### [TASK TO CARRY OUT]
Look through the records below and collect all lines that hold the string "Corse".

Records from a data source

↓↓↓

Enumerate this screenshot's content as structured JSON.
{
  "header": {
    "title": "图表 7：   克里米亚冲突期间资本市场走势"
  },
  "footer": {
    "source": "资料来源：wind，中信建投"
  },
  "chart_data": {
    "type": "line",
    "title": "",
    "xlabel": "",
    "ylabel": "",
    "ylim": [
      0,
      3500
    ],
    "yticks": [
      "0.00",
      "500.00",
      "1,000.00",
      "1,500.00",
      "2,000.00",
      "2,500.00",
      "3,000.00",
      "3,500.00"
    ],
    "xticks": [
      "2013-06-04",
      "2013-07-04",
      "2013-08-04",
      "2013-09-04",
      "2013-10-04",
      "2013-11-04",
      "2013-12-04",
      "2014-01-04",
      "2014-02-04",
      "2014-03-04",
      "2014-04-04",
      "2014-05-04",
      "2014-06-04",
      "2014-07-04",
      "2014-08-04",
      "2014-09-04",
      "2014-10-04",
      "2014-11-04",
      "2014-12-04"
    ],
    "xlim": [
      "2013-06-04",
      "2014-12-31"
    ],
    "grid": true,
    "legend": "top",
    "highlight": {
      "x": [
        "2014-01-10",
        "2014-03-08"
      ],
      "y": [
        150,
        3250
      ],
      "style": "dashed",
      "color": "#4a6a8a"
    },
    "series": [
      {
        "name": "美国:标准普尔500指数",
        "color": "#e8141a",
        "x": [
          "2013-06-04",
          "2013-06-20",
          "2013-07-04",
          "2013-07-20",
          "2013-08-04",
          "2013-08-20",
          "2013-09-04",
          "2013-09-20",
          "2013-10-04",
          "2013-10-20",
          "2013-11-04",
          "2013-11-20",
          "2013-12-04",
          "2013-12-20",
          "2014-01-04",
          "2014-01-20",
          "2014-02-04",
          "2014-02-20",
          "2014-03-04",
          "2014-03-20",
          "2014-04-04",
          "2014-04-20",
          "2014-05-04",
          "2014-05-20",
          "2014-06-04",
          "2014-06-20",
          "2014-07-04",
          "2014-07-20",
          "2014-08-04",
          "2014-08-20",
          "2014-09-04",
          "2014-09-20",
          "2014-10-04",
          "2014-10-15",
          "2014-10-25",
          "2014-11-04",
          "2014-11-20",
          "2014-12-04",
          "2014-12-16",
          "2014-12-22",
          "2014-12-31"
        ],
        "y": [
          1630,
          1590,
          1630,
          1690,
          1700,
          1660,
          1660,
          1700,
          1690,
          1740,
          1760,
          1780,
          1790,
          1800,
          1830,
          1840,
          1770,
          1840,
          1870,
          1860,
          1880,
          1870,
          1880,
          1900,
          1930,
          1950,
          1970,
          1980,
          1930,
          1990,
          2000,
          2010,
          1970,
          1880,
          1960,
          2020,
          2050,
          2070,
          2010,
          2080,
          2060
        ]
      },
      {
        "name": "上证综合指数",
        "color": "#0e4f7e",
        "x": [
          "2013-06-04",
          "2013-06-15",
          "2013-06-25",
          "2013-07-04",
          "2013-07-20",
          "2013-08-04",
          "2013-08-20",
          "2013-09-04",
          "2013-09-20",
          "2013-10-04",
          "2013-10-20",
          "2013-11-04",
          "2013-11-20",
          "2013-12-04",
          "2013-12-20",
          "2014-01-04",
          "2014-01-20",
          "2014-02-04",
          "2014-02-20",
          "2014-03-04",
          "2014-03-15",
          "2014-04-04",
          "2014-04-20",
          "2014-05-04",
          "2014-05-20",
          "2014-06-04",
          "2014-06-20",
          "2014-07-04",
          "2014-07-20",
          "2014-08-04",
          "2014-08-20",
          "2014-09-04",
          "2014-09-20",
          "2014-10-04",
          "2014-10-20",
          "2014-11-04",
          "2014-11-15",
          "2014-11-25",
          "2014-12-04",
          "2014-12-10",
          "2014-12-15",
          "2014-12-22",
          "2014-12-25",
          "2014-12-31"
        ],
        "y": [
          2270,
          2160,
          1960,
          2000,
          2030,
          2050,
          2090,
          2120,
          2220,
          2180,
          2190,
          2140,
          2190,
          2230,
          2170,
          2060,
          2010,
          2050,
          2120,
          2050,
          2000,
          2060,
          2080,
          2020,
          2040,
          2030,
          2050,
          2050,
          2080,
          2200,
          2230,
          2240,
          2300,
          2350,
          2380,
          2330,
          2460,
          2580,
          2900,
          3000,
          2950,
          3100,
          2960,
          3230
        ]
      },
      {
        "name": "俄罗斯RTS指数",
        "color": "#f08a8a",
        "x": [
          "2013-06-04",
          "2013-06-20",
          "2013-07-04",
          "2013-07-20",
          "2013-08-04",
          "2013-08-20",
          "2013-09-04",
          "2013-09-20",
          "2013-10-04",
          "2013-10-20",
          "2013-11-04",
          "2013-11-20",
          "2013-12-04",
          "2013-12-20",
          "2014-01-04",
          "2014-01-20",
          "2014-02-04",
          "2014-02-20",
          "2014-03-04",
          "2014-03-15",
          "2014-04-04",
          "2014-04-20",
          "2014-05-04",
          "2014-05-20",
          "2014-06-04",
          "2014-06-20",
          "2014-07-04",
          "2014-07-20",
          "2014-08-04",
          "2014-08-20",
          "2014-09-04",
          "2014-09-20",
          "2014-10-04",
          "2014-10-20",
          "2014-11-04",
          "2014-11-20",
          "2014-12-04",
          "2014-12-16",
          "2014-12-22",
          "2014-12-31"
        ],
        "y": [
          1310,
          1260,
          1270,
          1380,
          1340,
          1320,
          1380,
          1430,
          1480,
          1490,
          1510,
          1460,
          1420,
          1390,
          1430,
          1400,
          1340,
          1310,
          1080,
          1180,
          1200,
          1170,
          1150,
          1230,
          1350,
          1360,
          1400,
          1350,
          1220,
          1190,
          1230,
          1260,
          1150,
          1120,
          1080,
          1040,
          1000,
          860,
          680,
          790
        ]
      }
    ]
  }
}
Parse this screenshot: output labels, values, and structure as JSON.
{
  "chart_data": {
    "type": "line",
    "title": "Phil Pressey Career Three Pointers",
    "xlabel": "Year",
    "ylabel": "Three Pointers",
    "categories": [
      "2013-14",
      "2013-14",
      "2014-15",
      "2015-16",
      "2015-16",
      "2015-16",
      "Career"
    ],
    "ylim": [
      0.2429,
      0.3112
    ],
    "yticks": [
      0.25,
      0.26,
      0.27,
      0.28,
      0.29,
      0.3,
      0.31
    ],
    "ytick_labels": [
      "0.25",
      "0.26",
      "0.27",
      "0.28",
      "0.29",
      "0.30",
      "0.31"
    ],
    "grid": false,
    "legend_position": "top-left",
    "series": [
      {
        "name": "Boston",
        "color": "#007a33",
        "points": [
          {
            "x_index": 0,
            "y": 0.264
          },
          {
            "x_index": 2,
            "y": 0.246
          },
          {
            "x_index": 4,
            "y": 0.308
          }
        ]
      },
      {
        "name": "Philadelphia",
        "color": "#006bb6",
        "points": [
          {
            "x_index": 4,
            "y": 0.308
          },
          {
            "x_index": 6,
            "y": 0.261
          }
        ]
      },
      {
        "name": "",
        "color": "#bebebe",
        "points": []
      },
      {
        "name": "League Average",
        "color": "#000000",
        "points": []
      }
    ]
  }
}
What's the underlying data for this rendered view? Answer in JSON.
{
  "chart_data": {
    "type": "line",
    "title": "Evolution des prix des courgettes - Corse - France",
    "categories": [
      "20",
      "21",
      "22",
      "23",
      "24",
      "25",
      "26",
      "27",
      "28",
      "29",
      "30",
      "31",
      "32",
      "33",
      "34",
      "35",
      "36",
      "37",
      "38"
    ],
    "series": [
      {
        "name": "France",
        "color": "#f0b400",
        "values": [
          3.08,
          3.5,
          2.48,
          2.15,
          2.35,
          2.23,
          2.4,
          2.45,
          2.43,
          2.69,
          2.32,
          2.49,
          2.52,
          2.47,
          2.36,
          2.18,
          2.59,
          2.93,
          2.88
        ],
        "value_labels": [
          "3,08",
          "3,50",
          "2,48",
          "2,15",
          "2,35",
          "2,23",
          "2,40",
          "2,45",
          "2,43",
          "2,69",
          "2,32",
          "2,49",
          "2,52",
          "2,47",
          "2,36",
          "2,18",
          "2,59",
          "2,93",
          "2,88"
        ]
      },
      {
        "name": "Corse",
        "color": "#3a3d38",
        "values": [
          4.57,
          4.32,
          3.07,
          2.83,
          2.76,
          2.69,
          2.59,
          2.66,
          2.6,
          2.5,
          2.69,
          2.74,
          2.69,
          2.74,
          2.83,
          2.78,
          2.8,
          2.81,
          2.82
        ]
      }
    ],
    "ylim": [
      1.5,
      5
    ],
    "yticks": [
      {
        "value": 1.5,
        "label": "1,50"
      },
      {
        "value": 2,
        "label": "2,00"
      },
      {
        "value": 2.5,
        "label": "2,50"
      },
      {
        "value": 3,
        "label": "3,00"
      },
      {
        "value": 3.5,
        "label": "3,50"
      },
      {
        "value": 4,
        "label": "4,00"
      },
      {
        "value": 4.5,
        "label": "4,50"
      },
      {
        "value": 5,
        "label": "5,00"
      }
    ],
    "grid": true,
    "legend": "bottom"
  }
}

↑↑↑

### [SOLVED EXERCISE]
    "title": "Evolution des prix des courgettes - Corse - France",
        "name": "Corse",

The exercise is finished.